THE TASK
Every record should be written out exactly, with the pictures left out.

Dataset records
========
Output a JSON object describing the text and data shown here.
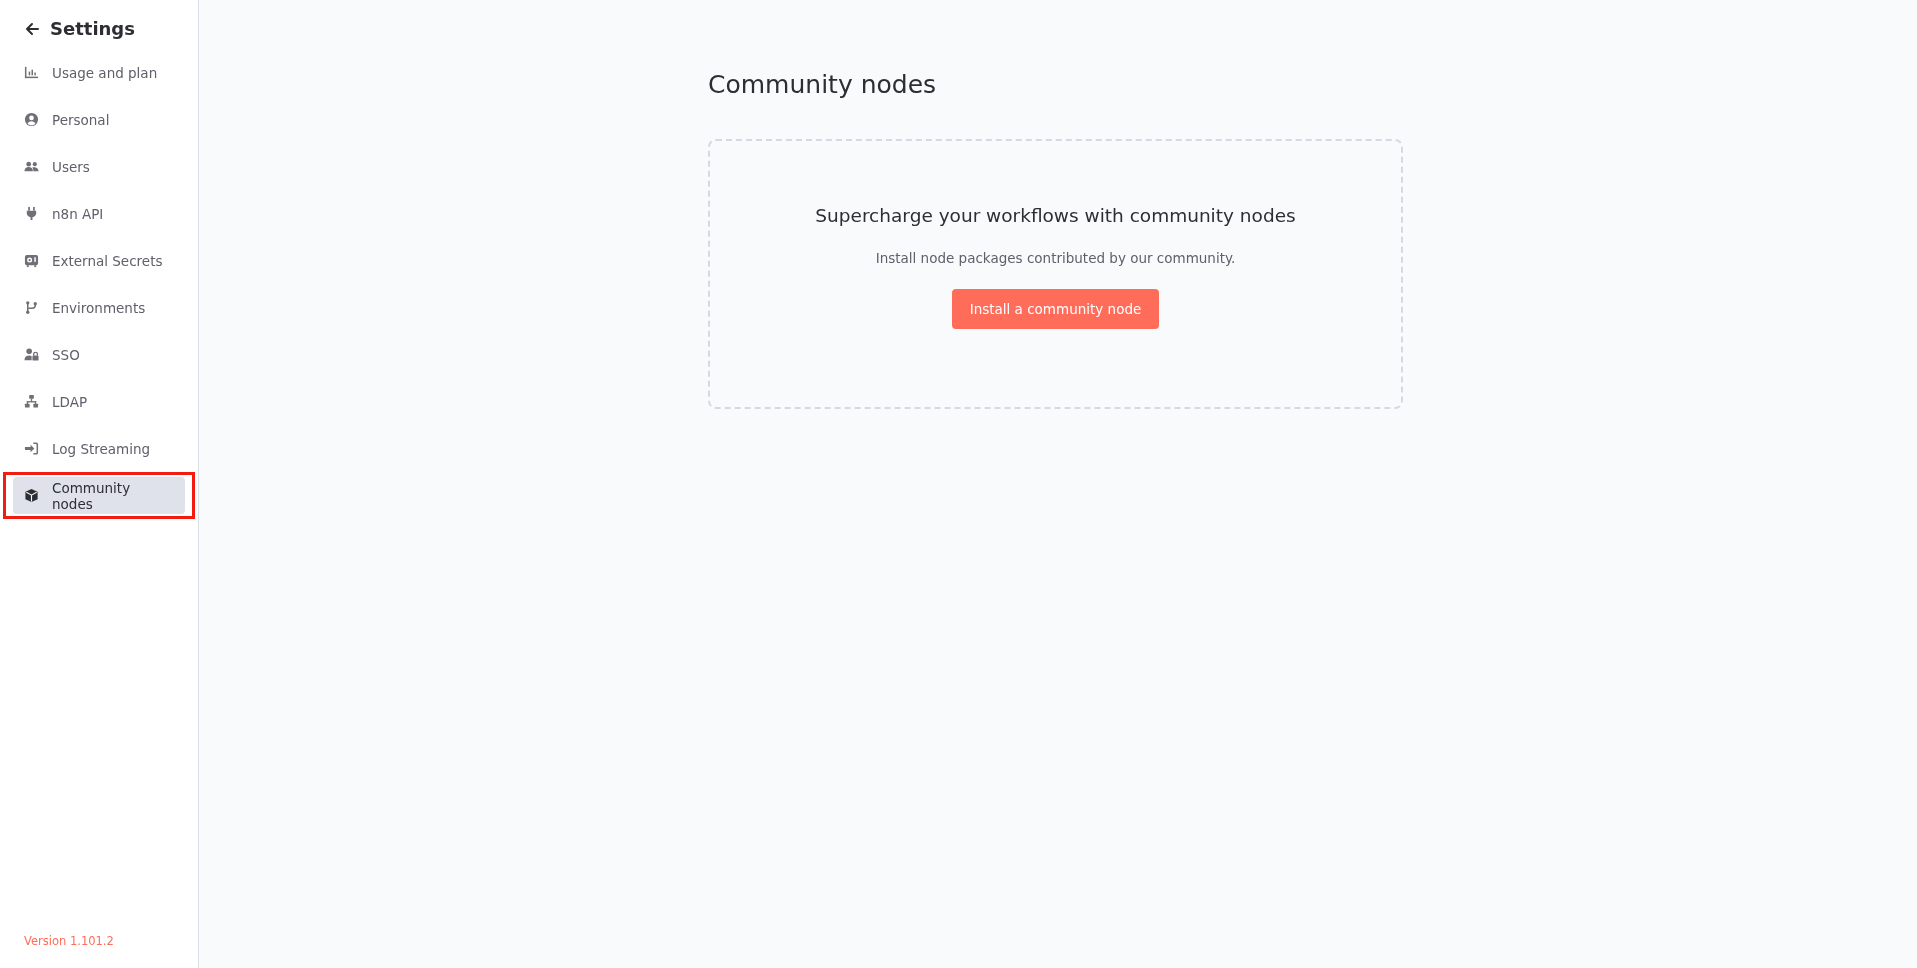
{
  "sidebar": {
    "title": "Settings",
    "items": [
      {
        "label": "Usage and plan",
        "selected": false
      },
      {
        "label": "Personal",
        "selected": false
      },
      {
        "label": "Users",
        "selected": false
      },
      {
        "label": "n8n API",
        "selected": false
      },
      {
        "label": "External Secrets",
        "selected": false
      },
      {
        "label": "Environments",
        "selected": false
      },
      {
        "label": "SSO",
        "selected": false
      },
      {
        "label": "LDAP",
        "selected": false
      },
      {
        "label": "Log Streaming",
        "selected": false
      },
      {
        "label": "Community nodes",
        "selected": true
      }
    ],
    "version": "Version 1.101.2"
  },
  "main": {
    "heading": "Community nodes",
    "empty_state": {
      "title": "Supercharge your workflows with community nodes",
      "description": "Install node packages contributed by our community.",
      "button": "Install a community node"
    }
  }
}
========
ANSWER FOR THIS EXERCISE
Output a JSON object describing the text and data shown here.
{
  "sidebar": {
    "title": "Settings",
    "items": [
      {
        "label": "Usage and plan",
        "selected": false
      },
      {
        "label": "Personal",
        "selected": false
      },
      {
        "label": "Users",
        "selected": false
      },
      {
        "label": "n8n API",
        "selected": false
      },
      {
        "label": "External Secrets",
        "selected": false
      },
      {
        "label": "Environments",
        "selected": false
      },
      {
        "label": "SSO",
        "selected": false
      },
      {
        "label": "LDAP",
        "selected": false
      },
      {
        "label": "Log Streaming",
        "selected": false
      },
      {
        "label": "Community nodes",
        "selected": true
      }
    ],
    "version": "Version 1.101.2"
  },
  "main": {
    "heading": "Community nodes",
    "empty_state": {
      "title": "Supercharge your workflows with community nodes",
      "description": "Install node packages contributed by our community.",
      "button": "Install a community node"
    }
  }
}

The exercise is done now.